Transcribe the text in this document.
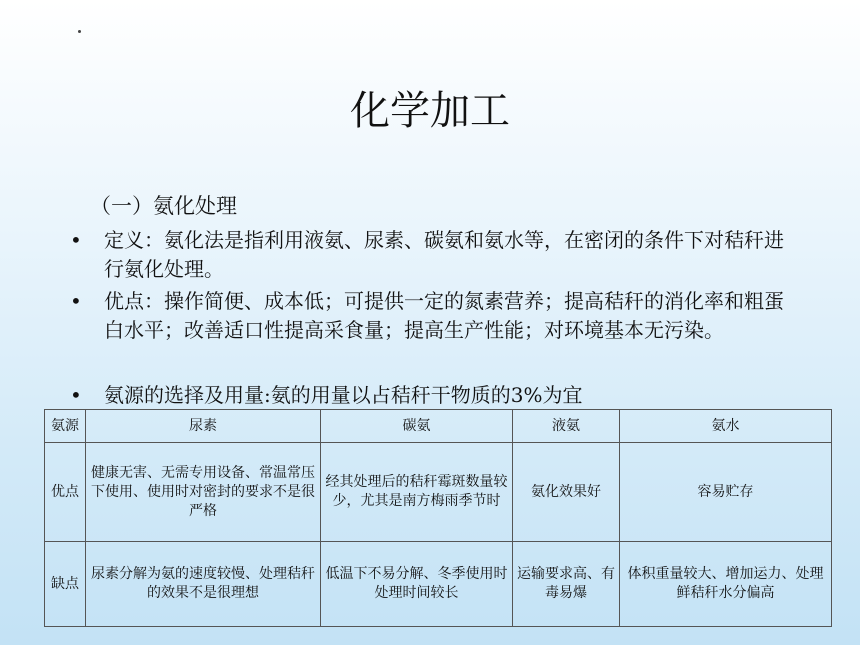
化学加工
（一）氨化处理
•	定义：氨化法是指利用液氨、尿素、碳氨和氨水等，在密闭的条件下对秸秆进行氨化处理。
•	优点：操作简便、成本低；可提供一定的氮素营养；提高秸秆的消化率和粗蛋白水平；改善适口性提高采食量；提高生产性能；对环境基本无污染。
•	氨源的选择及用量:氨的用量以占秸秆干物质的3%为宜
氨源	尿素	碳氨	液氨	氨水
优点	健康无害、无需专用设备、常温常压下使用、使用时对密封的要求不是很严格	经其处理后的秸秆霉斑数量较少，尤其是南方梅雨季节时	氨化效果好	容易贮存
缺点	尿素分解为氨的速度较慢、处理秸秆的效果不是很理想	低温下不易分解、冬季使用时处理时间较长	运输要求高、有毒易爆	体积重量较大、增加运力、处理鲜秸秆水分偏高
========================================
● **Objective**: From the listing, extract all text exactly as given and drop any picture.

● **Output below**:
Transcribe the text in this document.
化学加工
（一）氨化处理
•	定义：氨化法是指利用液氨、尿素、碳氨和氨水等，在密闭的条件下对秸秆进行氨化处理。
•	优点：操作简便、成本低；可提供一定的氮素营养；提高秸秆的消化率和粗蛋白水平；改善适口性提高采食量；提高生产性能；对环境基本无污染。
•	氨源的选择及用量:氨的用量以占秸秆干物质的3%为宜
氨源	尿素	碳氨	液氨	氨水
优点	健康无害、无需专用设备、常温常压下使用、使用时对密封的要求不是很严格	经其处理后的秸秆霉斑数量较少，尤其是南方梅雨季节时	氨化效果好	容易贮存
缺点	尿素分解为氨的速度较慢、处理秸秆的效果不是很理想	低温下不易分解、冬季使用时处理时间较长	运输要求高、有毒易爆	体积重量较大、增加运力、处理鲜秸秆水分偏高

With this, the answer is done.